* **Task objective**: For the records below, say how many lines contain the string "text". Give the number only.

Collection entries
§
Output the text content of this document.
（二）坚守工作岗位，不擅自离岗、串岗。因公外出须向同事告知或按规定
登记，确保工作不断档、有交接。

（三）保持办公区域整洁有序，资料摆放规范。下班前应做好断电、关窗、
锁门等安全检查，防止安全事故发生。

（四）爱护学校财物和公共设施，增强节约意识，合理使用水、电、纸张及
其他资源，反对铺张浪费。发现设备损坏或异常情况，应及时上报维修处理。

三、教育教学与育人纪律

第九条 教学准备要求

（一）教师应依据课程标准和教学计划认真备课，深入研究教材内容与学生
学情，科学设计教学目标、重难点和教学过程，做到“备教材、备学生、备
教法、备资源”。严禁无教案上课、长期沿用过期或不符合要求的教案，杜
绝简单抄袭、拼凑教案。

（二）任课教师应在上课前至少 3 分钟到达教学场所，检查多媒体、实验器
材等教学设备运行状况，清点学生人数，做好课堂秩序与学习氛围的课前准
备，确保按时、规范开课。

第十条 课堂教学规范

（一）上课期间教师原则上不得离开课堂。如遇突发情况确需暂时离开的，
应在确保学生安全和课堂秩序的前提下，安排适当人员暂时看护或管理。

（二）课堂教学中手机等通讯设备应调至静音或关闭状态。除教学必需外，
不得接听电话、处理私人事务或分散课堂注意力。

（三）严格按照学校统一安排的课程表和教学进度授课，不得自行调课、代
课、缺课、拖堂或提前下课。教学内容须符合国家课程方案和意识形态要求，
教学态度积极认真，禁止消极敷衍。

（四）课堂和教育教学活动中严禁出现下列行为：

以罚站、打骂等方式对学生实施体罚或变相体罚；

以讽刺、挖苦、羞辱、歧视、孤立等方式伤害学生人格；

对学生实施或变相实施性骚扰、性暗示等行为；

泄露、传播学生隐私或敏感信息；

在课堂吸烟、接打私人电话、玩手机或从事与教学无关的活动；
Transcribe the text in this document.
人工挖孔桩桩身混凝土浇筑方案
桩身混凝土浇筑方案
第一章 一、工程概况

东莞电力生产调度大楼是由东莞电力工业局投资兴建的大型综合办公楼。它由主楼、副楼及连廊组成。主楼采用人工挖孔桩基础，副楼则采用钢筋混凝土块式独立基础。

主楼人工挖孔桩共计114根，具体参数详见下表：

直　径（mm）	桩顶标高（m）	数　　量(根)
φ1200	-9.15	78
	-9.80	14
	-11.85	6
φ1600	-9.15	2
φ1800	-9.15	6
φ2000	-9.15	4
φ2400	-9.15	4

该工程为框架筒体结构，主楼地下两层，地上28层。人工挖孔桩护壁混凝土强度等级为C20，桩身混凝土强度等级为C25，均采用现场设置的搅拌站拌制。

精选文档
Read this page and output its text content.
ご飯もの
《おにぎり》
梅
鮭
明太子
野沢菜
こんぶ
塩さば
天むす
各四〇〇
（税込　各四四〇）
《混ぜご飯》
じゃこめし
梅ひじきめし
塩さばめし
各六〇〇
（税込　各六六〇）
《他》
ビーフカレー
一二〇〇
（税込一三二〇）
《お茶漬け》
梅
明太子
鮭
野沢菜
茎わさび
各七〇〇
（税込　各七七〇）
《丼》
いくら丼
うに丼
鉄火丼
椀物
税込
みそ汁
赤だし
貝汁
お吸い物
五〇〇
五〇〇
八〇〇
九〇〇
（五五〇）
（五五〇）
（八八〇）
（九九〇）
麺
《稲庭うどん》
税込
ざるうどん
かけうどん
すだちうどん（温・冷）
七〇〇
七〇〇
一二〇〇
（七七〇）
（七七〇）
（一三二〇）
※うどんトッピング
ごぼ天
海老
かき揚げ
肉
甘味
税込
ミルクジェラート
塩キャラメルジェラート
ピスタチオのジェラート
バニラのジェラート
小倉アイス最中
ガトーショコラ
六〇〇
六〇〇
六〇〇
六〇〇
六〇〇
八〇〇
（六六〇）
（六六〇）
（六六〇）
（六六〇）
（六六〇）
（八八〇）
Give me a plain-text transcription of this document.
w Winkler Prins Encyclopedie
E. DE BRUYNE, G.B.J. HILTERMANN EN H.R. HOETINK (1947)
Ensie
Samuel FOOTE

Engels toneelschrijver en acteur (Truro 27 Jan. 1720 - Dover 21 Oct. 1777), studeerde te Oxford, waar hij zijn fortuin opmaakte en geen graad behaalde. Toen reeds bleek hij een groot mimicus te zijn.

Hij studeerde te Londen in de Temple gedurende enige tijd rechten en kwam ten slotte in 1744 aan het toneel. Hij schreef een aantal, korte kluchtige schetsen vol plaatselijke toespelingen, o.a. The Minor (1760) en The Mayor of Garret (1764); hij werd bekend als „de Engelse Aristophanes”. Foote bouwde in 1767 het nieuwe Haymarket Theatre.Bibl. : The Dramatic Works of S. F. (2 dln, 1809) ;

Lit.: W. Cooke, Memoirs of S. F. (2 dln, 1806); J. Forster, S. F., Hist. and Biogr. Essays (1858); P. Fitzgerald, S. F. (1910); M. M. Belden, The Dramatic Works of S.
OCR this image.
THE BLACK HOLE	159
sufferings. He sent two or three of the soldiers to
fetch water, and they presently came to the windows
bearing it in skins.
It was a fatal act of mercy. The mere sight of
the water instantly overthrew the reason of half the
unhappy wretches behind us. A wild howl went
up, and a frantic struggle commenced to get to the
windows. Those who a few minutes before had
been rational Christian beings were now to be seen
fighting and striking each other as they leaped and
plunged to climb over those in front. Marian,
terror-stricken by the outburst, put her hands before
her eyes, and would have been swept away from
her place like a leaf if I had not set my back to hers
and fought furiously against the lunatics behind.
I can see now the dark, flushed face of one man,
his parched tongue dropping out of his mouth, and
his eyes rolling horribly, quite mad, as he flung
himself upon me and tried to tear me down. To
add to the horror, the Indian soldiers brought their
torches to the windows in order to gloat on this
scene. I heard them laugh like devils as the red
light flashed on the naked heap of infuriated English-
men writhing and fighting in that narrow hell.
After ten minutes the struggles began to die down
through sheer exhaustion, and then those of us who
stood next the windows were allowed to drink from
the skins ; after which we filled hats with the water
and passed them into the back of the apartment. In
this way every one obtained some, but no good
§
* **Written answer**: 4